Texto fornecido:

-----

A Polícia Civil de Minas Gerais indiciou um médico de 31 anos suspeito de abusar sexualmente de pelo menos duas pacientes durante a realização de exames de imagem em uma clínica localizada no bairro Santa Efigênia, na região Centro-Sul de Belo Hori

Publicado em 23 de Fevereiro de 2026 às 11:06

Uma das vítimas, de 18 anos, relatou que compareceu à clínica no dia 11 de fevereiro para realizar um exame de imagem do abdômen. Durante o atendimento, o médico teria sugerido, sem solicitação do profissional que a acompanhava, a realização de um ultrassom transvaginal como procedimento complementar. Segundo a delegada responsável pelo caso, durante o exame o suspeito teria introduzido os dedos na parte íntima da paciente sem o uso de luvas e sem fornecer qualquer explicação prévia.

Ainda de acordo com o relato, o médico teria exposto o órgão genital, feito perguntas de cunho íntimo, utilizado termos inadequados para se referir à paciente e realizado toques sem consentimento. A jovem conseguiu deixar a sala, procurou ajuda imediatamente e acionou a polícia. O médico negou as acusações.

-----

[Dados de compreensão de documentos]

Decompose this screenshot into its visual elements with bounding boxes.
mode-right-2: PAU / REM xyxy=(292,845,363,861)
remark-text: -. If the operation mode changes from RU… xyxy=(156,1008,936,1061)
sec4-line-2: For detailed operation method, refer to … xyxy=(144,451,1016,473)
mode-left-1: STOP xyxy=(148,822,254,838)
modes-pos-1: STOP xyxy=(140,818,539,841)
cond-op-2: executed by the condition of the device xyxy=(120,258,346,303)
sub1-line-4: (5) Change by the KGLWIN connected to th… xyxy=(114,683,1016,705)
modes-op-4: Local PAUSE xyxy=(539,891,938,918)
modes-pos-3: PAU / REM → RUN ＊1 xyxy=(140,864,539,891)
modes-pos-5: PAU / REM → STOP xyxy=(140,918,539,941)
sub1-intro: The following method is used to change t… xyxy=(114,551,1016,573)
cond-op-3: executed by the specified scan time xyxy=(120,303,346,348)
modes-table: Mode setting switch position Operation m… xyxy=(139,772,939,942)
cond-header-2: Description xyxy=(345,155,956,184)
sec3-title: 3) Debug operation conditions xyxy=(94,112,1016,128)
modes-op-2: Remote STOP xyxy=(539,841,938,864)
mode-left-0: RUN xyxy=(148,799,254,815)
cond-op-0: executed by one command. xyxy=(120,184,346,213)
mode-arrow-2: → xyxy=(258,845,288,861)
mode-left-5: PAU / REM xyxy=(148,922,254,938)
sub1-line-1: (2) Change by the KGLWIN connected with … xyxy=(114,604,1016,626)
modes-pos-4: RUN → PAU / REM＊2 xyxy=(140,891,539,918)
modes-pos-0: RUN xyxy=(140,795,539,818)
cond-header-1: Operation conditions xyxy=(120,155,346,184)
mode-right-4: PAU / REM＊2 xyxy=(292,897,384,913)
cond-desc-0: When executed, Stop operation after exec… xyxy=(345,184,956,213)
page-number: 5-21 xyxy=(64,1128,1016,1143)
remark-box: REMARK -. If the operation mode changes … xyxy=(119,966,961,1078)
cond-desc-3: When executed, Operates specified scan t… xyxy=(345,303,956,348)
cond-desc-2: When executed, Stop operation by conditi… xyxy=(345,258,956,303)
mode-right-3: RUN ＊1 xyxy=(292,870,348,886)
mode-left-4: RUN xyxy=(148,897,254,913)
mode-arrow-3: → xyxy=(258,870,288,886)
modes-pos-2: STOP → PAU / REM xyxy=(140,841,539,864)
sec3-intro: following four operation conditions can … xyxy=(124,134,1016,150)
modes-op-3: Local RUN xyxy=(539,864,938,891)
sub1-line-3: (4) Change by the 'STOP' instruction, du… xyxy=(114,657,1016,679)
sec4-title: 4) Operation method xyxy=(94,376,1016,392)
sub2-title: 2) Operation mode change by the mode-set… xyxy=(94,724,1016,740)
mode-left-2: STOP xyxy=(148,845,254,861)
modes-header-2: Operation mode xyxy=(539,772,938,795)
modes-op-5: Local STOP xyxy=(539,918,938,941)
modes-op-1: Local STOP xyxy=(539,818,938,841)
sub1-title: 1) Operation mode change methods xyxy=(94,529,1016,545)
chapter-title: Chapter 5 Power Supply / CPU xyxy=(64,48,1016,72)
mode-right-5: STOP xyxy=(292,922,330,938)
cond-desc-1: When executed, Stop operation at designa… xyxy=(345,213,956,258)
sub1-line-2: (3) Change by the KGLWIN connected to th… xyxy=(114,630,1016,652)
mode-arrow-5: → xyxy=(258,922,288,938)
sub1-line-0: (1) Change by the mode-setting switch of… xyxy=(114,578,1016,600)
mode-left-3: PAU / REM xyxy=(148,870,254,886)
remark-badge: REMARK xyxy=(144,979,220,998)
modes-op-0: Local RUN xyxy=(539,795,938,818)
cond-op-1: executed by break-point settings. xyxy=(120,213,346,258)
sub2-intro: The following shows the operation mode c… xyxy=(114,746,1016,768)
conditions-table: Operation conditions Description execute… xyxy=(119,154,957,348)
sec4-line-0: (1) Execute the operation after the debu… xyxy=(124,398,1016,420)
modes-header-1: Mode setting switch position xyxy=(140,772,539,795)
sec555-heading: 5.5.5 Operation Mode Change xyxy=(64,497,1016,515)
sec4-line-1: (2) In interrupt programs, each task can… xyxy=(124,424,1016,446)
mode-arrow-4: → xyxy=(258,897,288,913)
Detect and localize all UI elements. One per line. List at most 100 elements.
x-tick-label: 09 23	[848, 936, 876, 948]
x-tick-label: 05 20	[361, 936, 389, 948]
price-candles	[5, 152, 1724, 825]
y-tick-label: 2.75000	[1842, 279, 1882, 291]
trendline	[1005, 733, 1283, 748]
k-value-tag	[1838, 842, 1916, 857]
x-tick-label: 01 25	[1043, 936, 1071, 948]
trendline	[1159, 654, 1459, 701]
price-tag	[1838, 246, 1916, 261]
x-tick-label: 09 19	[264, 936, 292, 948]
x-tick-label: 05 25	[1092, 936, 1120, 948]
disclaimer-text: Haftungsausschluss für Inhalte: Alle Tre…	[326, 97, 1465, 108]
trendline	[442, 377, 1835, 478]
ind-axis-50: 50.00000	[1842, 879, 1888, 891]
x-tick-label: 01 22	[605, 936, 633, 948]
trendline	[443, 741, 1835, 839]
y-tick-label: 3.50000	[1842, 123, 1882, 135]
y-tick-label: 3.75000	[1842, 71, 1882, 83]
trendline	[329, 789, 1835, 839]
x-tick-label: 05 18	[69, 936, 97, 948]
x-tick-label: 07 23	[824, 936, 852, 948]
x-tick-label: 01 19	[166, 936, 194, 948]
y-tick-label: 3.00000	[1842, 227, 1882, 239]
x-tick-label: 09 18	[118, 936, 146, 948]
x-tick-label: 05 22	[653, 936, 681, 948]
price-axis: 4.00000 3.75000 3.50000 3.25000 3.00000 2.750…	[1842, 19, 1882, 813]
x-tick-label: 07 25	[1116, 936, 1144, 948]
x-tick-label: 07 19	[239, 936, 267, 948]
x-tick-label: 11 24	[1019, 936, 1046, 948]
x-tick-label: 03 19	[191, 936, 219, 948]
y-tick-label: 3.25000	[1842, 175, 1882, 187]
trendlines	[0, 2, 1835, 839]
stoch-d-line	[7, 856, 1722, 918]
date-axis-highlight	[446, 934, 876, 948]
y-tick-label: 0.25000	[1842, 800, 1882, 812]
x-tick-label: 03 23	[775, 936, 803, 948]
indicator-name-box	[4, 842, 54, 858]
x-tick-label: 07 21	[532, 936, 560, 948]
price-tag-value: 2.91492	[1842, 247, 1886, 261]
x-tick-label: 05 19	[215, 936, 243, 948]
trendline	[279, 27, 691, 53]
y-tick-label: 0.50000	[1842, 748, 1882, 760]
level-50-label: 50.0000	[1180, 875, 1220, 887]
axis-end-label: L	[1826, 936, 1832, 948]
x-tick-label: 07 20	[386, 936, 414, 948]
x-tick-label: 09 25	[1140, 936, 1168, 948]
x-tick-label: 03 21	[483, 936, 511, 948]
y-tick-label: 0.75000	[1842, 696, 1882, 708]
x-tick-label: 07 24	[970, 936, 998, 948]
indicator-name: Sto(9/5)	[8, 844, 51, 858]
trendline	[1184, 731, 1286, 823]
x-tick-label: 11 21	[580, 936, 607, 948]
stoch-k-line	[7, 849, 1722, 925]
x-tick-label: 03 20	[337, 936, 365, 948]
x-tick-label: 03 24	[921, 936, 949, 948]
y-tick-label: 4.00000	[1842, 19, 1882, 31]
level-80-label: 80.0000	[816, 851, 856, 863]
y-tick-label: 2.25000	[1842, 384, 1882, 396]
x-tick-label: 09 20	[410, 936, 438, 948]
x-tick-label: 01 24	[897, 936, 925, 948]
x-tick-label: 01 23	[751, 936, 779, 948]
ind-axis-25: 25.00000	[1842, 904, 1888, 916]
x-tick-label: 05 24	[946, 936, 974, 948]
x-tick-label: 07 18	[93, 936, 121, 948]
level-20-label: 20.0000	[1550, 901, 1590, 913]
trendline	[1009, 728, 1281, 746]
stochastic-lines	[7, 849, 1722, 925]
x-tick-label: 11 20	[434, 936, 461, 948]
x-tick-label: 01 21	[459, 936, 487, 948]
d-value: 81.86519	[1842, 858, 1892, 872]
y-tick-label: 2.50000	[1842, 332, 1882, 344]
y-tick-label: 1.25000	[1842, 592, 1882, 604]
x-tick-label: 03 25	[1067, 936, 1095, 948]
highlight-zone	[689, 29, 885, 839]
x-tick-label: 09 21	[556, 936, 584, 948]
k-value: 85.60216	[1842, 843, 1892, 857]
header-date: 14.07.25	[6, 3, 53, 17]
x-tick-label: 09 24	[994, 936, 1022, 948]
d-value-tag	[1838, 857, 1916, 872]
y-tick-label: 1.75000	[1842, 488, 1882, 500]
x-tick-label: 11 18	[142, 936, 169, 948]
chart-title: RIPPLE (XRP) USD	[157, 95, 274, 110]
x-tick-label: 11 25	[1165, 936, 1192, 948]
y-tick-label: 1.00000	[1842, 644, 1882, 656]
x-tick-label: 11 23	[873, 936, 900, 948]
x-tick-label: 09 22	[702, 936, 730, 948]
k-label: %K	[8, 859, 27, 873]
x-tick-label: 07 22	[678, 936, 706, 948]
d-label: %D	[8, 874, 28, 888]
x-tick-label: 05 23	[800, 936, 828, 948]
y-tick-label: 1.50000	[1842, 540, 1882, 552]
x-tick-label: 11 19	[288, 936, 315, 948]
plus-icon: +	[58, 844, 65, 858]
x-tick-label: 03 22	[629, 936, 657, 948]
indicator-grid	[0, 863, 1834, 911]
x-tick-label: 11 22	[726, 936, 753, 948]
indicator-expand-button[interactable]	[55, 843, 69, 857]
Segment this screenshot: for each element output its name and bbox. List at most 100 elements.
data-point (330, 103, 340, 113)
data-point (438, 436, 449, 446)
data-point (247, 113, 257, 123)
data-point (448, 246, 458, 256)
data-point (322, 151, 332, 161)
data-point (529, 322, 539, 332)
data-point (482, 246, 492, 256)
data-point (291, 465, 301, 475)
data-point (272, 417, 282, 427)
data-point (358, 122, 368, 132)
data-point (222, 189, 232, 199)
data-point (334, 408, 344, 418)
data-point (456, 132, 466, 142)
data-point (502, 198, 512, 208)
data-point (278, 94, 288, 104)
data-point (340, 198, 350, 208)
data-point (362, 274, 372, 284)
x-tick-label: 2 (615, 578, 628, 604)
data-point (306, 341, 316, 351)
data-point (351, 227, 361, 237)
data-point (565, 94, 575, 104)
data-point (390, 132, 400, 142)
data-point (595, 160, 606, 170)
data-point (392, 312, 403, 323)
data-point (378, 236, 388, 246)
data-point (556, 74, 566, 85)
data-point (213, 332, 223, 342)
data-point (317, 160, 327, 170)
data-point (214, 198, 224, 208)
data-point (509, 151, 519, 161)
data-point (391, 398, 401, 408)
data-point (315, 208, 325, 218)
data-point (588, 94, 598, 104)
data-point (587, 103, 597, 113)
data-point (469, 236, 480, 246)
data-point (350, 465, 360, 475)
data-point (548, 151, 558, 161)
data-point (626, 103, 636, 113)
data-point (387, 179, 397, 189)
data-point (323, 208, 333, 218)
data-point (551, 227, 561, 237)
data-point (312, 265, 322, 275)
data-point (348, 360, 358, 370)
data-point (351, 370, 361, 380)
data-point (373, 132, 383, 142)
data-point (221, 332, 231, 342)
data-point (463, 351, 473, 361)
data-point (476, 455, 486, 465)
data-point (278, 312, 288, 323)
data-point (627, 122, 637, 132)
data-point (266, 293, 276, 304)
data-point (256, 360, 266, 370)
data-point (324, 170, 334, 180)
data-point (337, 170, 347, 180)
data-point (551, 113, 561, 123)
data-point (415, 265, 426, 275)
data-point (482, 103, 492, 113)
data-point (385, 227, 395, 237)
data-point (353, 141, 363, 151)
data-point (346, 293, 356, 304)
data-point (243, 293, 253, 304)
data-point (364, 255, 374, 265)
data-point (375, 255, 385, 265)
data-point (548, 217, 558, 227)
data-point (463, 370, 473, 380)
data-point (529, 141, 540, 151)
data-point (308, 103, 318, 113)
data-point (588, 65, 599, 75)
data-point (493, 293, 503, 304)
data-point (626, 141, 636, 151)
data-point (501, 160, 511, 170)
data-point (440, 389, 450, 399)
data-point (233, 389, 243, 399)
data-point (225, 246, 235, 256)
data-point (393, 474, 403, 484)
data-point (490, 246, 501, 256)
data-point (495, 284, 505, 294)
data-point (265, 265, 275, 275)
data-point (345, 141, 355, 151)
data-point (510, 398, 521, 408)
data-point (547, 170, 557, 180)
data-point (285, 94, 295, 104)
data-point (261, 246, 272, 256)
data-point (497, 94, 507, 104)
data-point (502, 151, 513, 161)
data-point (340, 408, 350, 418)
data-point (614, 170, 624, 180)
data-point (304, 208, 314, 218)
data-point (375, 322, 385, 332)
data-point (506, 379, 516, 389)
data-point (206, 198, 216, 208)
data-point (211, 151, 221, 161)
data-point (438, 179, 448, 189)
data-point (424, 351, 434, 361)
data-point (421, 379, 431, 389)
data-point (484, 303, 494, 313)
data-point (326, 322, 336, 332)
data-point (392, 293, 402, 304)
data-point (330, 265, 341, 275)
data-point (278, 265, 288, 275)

-----

Instruções:
1/ De acordo com o texto fornecido, em que data a vítima de 18 anos compareceu à clínica?
2/ Reproduza literalmente o trecho do texto fornecido que começa com "Uma das vítimas, de" e segue até "qualquer explicação prévia.".
As entradas não são necessárias para a resolução.

Respostas:
1/ No dia 11 de fevereiro.

2/
Uma das vítimas, de 18 anos, relatou que compareceu à clínica no dia 11 de fevereiro para realizar um exame de imagem do abdômen. Durante o atendimento, o médico teria sugerido, sem solicitação do profissional que a acompanhava, a realização de um ultrassom transvaginal como procedimento complementar. Segundo a delegada responsável pelo caso, durante o exame o suspeito teria introduzido os dedos na parte íntima da paciente sem o uso de luvas e sem fornecer qualquer explicação prévia.